(Data rows):
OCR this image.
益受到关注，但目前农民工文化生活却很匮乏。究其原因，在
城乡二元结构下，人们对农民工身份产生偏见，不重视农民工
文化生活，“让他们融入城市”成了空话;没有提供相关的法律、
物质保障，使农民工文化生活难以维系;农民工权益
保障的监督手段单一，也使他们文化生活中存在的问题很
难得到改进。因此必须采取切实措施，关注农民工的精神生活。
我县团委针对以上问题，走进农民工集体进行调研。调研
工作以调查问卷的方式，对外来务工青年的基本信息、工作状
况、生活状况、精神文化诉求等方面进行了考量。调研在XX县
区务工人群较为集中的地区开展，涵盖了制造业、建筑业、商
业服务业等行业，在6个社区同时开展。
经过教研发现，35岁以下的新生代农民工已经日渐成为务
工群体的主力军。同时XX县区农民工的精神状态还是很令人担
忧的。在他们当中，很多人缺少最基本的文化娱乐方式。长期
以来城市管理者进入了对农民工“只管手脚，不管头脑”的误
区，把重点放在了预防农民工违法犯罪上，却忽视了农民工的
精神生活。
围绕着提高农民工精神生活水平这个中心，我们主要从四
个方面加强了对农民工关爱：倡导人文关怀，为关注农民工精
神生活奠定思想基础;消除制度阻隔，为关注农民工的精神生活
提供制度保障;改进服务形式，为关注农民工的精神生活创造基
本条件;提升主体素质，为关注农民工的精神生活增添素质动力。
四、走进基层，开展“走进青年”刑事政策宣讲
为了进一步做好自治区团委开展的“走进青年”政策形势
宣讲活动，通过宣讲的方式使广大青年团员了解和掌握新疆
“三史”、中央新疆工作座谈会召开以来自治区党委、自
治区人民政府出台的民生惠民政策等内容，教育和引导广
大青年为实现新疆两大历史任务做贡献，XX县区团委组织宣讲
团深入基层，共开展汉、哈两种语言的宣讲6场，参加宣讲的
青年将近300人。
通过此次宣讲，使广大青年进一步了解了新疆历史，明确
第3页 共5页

(Task):
Return the entries in full, keeping every line exactly as it is.

(Task result):
OCR this image.
益受到关注，但目前农民工文化生活却很匮乏。究其原因，在
城乡二元结构下，人们对农民工身份产生偏见，不重视农民工
文化生活，“让他们融入城市”成了空话;没有提供相关的法律、
物质保障，使农民工文化生活难以维系;农民工权益
保障的监督手段单一，也使他们文化生活中存在的问题很
难得到改进。因此必须采取切实措施，关注农民工的精神生活。
我县团委针对以上问题，走进农民工集体进行调研。调研
工作以调查问卷的方式，对外来务工青年的基本信息、工作状
况、生活状况、精神文化诉求等方面进行了考量。调研在XX县
区务工人群较为集中的地区开展，涵盖了制造业、建筑业、商
业服务业等行业，在6个社区同时开展。
经过教研发现，35岁以下的新生代农民工已经日渐成为务
工群体的主力军。同时XX县区农民工的精神状态还是很令人担
忧的。在他们当中，很多人缺少最基本的文化娱乐方式。长期
以来城市管理者进入了对农民工“只管手脚，不管头脑”的误
区，把重点放在了预防农民工违法犯罪上，却忽视了农民工的
精神生活。
围绕着提高农民工精神生活水平这个中心，我们主要从四
个方面加强了对农民工关爱：倡导人文关怀，为关注农民工精
神生活奠定思想基础;消除制度阻隔，为关注农民工的精神生活
提供制度保障;改进服务形式，为关注农民工的精神生活创造基
本条件;提升主体素质，为关注农民工的精神生活增添素质动力。
四、走进基层，开展“走进青年”刑事政策宣讲
为了进一步做好自治区团委开展的“走进青年”政策形势
宣讲活动，通过宣讲的方式使广大青年团员了解和掌握新疆
“三史”、中央新疆工作座谈会召开以来自治区党委、自
治区人民政府出台的民生惠民政策等内容，教育和引导广
大青年为实现新疆两大历史任务做贡献，XX县区团委组织宣讲
团深入基层，共开展汉、哈两种语言的宣讲6场，参加宣讲的
青年将近300人。
通过此次宣讲，使广大青年进一步了解了新疆历史，明确
第3页 共5页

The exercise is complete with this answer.